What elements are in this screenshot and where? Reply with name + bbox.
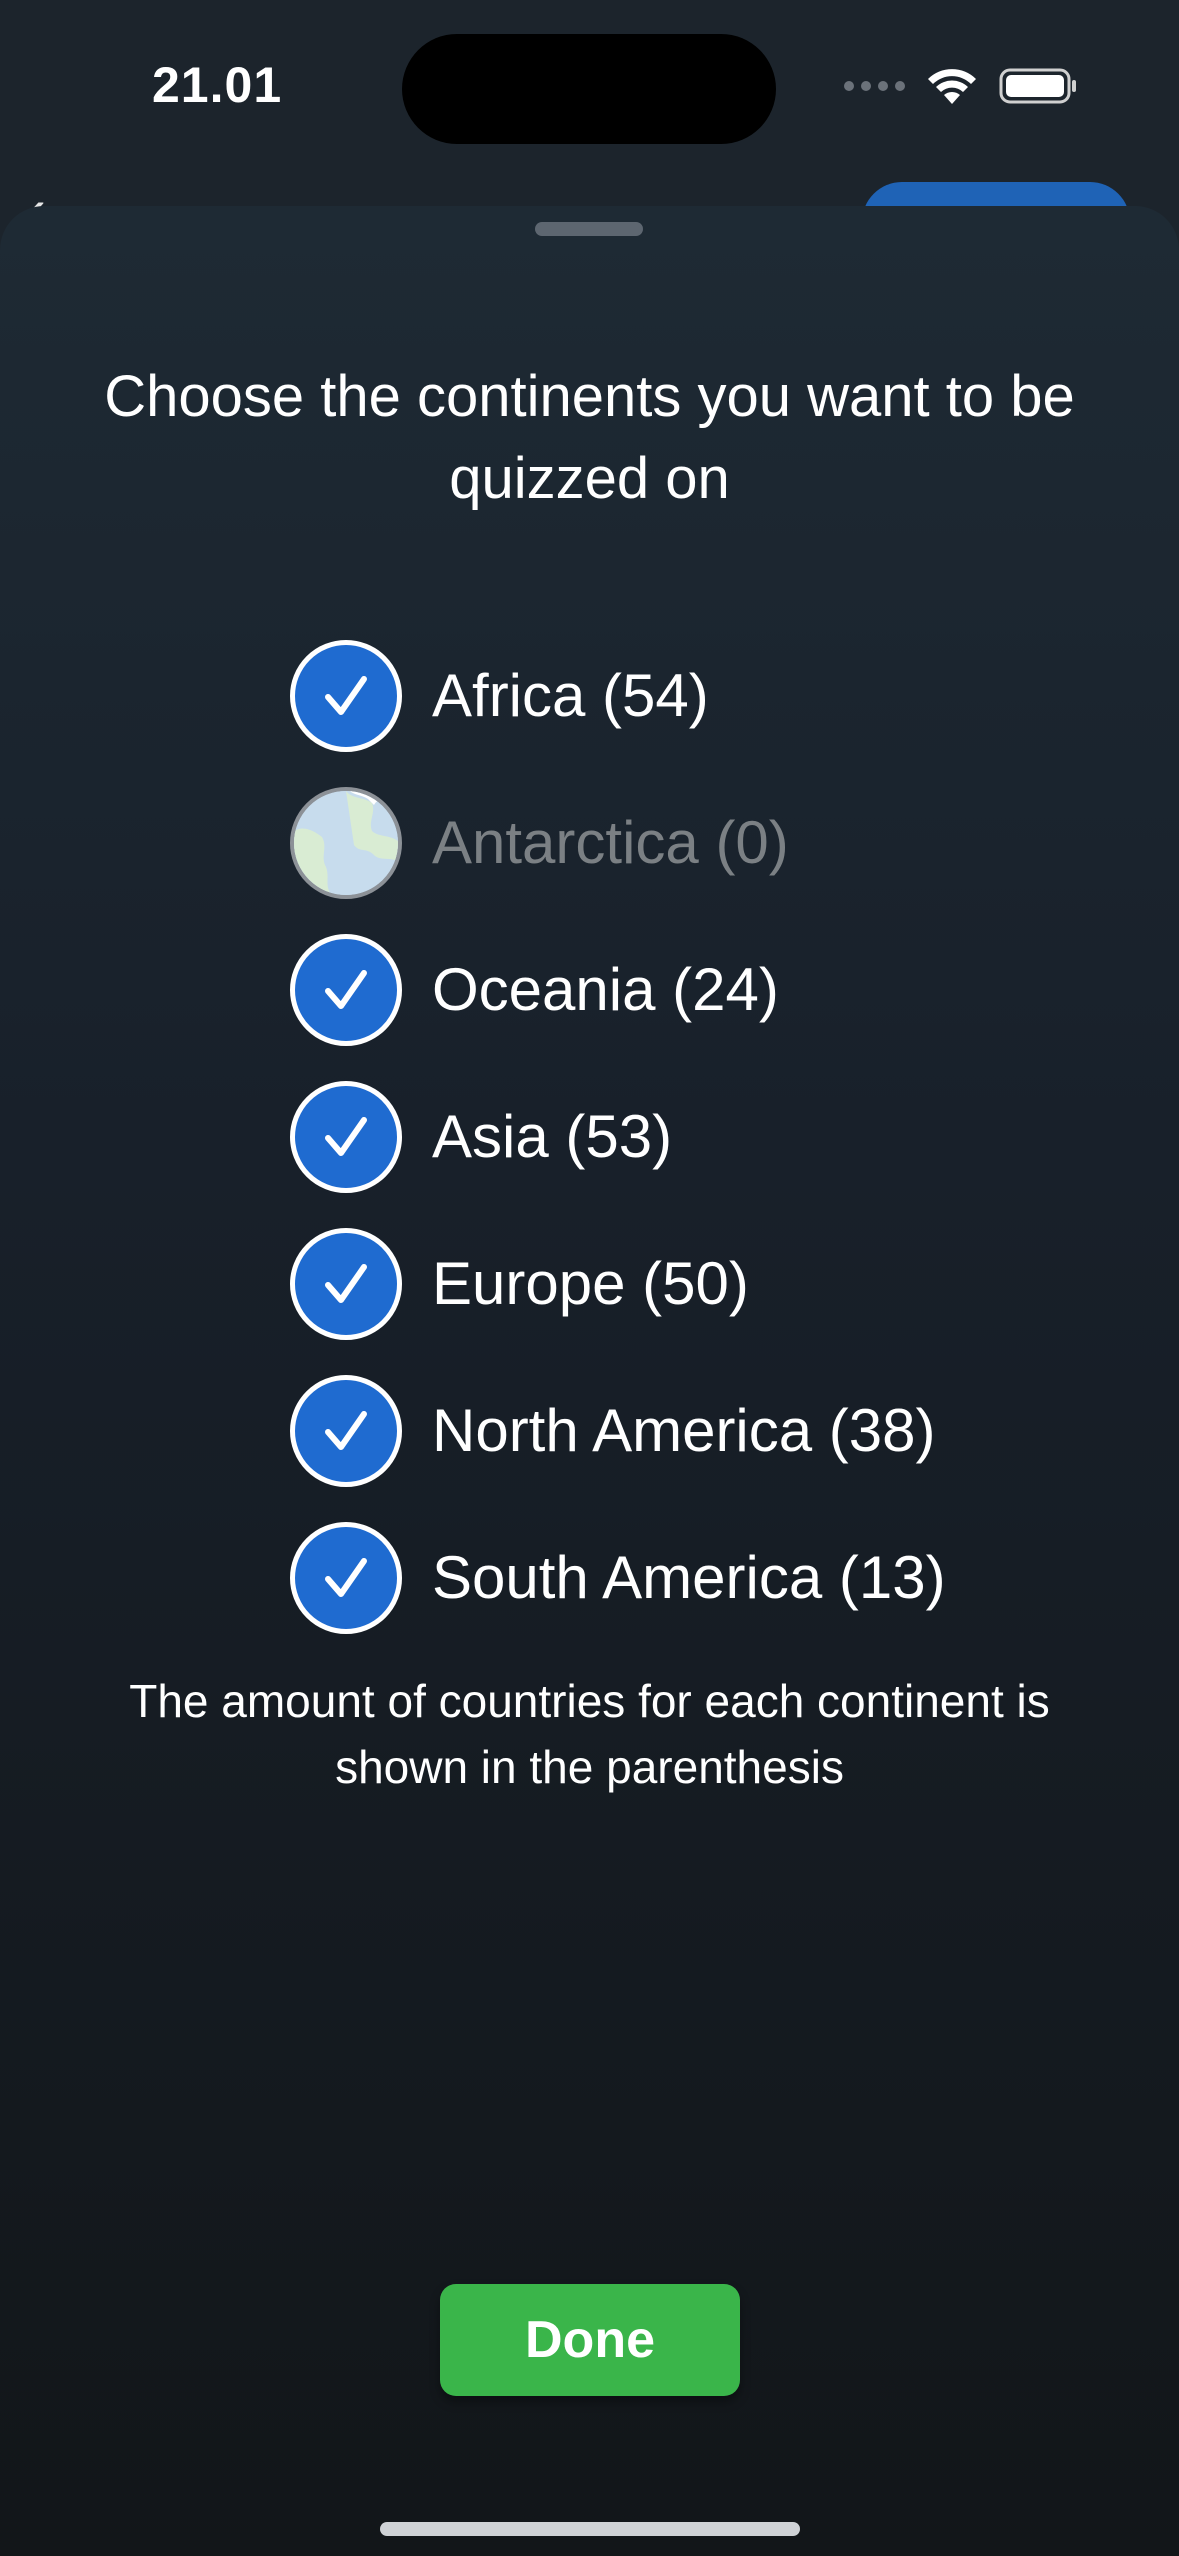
continent-label: Africa (54)	[432, 662, 709, 729]
checkmark-circle-icon[interactable]	[290, 1521, 402, 1634]
globe-icon	[290, 786, 402, 899]
continent-row-antarctica: Antarctica (0)	[290, 769, 1090, 916]
continent-sheet: Choose the continents you want to be qui…	[0, 206, 1179, 2556]
continent-row-europe[interactable]: Europe (50)	[290, 1210, 1090, 1357]
continent-label: Antarctica (0)	[432, 809, 789, 876]
dynamic-island	[402, 34, 776, 144]
continent-label: Asia (53)	[432, 1103, 673, 1170]
cellular-signal-icon	[844, 81, 905, 91]
continent-label: North America (38)	[432, 1397, 936, 1464]
checkmark-circle-icon[interactable]	[290, 1227, 402, 1340]
wifi-icon	[928, 69, 976, 104]
continent-list: Africa (54) Antarctica (0) Oceania (24) …	[290, 622, 1090, 1651]
home-indicator[interactable]	[380, 2522, 800, 2536]
continent-row-oceania[interactable]: Oceania (24)	[290, 916, 1090, 1063]
checkmark-circle-icon[interactable]	[290, 1374, 402, 1487]
screen: 21.01 ‹ Choose the continents you want t…	[0, 0, 1179, 2556]
country-count-note: The amount of countries for each contine…	[129, 1675, 1050, 1793]
sheet-title: Choose the continents you want to be qui…	[104, 364, 1075, 511]
battery-icon	[999, 68, 1076, 104]
done-button[interactable]: Done	[440, 2284, 740, 2396]
continent-row-africa[interactable]: Africa (54)	[290, 622, 1090, 769]
continent-label: South America (13)	[432, 1544, 946, 1611]
continent-row-north-america[interactable]: North America (38)	[290, 1357, 1090, 1504]
status-icons	[844, 64, 1079, 108]
checkmark-circle-icon[interactable]	[290, 1080, 402, 1193]
continent-row-asia[interactable]: Asia (53)	[290, 1063, 1090, 1210]
continent-row-south-america[interactable]: South America (13)	[290, 1504, 1090, 1651]
checkmark-circle-icon[interactable]	[290, 639, 402, 752]
continent-label: Oceania (24)	[432, 956, 779, 1023]
status-time: 21.01	[152, 57, 283, 113]
checkmark-circle-icon[interactable]	[290, 933, 402, 1046]
continent-label: Europe (50)	[432, 1250, 749, 1317]
sheet-grabber[interactable]	[535, 222, 643, 236]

▸ Task directions
Rewrite the records above with "check-icon" substituted for every "checkmark-circle-icon" and everything else unchanged. Leave the pictures out.

▸ Result below
What elements are in this screenshot and where? Reply with name + bbox.
continent-label: Africa (54)	[432, 662, 709, 729]
check-icon[interactable]	[290, 1521, 402, 1634]
globe-icon	[290, 786, 402, 899]
continent-row-antarctica: Antarctica (0)	[290, 769, 1090, 916]
continent-sheet: Choose the continents you want to be qui…	[0, 206, 1179, 2556]
continent-row-europe[interactable]: Europe (50)	[290, 1210, 1090, 1357]
continent-label: Antarctica (0)	[432, 809, 789, 876]
dynamic-island	[402, 34, 776, 144]
continent-label: Asia (53)	[432, 1103, 673, 1170]
cellular-signal-icon	[844, 81, 905, 91]
continent-label: North America (38)	[432, 1397, 936, 1464]
check-icon[interactable]	[290, 1227, 402, 1340]
wifi-icon	[928, 69, 976, 104]
continent-list: Africa (54) Antarctica (0) Oceania (24) …	[290, 622, 1090, 1651]
home-indicator[interactable]	[380, 2522, 800, 2536]
continent-row-oceania[interactable]: Oceania (24)	[290, 916, 1090, 1063]
check-icon[interactable]	[290, 1374, 402, 1487]
screen: 21.01 ‹ Choose the continents you want t…	[0, 0, 1179, 2556]
country-count-note: The amount of countries for each contine…	[129, 1675, 1050, 1793]
sheet-title: Choose the continents you want to be qui…	[104, 364, 1075, 511]
battery-icon	[999, 68, 1076, 104]
done-button[interactable]: Done	[440, 2284, 740, 2396]
continent-row-africa[interactable]: Africa (54)	[290, 622, 1090, 769]
continent-label: South America (13)	[432, 1544, 946, 1611]
continent-row-north-america[interactable]: North America (38)	[290, 1357, 1090, 1504]
status-icons	[844, 64, 1079, 108]
check-icon[interactable]	[290, 1080, 402, 1193]
continent-row-asia[interactable]: Asia (53)	[290, 1063, 1090, 1210]
continent-row-south-america[interactable]: South America (13)	[290, 1504, 1090, 1651]
check-icon[interactable]	[290, 639, 402, 752]
continent-label: Oceania (24)	[432, 956, 779, 1023]
status-time: 21.01	[152, 57, 283, 113]
check-icon[interactable]	[290, 933, 402, 1046]
continent-label: Europe (50)	[432, 1250, 749, 1317]
sheet-grabber[interactable]	[535, 222, 643, 236]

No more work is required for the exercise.